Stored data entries
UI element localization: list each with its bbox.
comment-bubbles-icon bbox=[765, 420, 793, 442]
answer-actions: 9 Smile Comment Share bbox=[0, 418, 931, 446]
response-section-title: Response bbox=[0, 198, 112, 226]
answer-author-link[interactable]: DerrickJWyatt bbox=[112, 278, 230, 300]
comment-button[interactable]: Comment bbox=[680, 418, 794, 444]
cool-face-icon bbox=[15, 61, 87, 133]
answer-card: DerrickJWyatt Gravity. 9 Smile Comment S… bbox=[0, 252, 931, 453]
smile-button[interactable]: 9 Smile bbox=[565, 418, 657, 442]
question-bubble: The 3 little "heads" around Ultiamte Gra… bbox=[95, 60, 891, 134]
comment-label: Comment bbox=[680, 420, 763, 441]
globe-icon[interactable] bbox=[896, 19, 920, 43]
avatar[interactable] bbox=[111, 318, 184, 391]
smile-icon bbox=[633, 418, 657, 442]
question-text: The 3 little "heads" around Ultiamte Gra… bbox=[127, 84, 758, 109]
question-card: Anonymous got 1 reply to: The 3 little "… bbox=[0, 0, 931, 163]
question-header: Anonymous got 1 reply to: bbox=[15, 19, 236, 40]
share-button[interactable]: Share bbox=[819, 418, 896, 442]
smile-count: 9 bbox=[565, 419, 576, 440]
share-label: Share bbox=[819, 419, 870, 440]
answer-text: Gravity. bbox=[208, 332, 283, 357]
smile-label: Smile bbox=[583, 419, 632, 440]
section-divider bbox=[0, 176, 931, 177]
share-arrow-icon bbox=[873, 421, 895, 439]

--

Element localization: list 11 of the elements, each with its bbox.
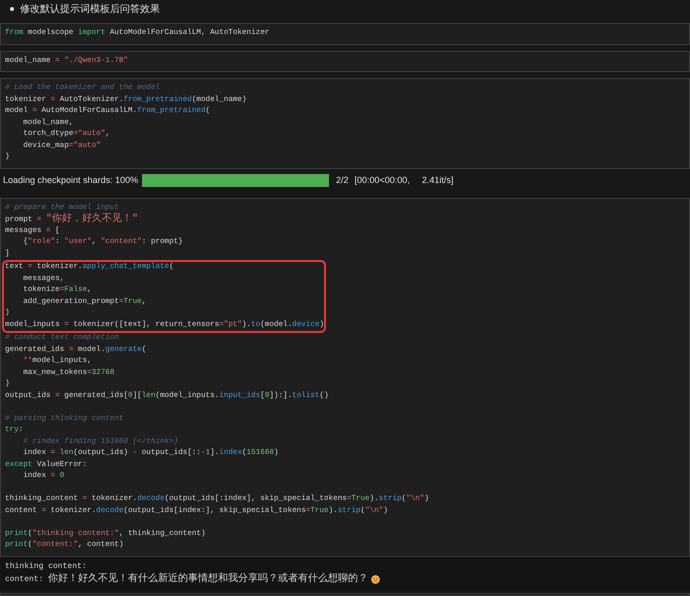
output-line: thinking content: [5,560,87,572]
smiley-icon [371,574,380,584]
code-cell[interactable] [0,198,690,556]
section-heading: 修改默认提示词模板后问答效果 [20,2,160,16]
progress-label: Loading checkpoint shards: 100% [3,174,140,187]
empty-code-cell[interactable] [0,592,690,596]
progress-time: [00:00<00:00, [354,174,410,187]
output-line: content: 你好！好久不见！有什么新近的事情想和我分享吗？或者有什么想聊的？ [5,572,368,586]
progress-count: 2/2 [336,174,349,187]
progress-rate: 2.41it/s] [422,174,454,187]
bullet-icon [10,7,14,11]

» WRITTEN PROBLEM: Write out the rows above word for word, beginning with the line that has "Element localization: list 11" and stopping after the line that has "bullet-icon [10,7,14,11]". Leave the pictures out of your answer.

» FINAL RESULT:
Element localization: list 11 of the elements, each with its bbox.
output-line: thinking content: [5,560,87,572]
smiley-icon [371,574,380,584]
code-cell[interactable] [0,198,690,556]
section-heading: 修改默认提示词模板后问答效果 [20,2,160,16]
progress-label: Loading checkpoint shards: 100% [3,174,140,187]
empty-code-cell[interactable] [0,592,690,596]
progress-time: [00:00<00:00, [354,174,410,187]
output-line: content: 你好！好久不见！有什么新近的事情想和我分享吗？或者有什么想聊的？ [5,572,368,586]
progress-count: 2/2 [336,174,349,187]
progress-rate: 2.41it/s] [422,174,454,187]
bullet-icon [10,7,14,11]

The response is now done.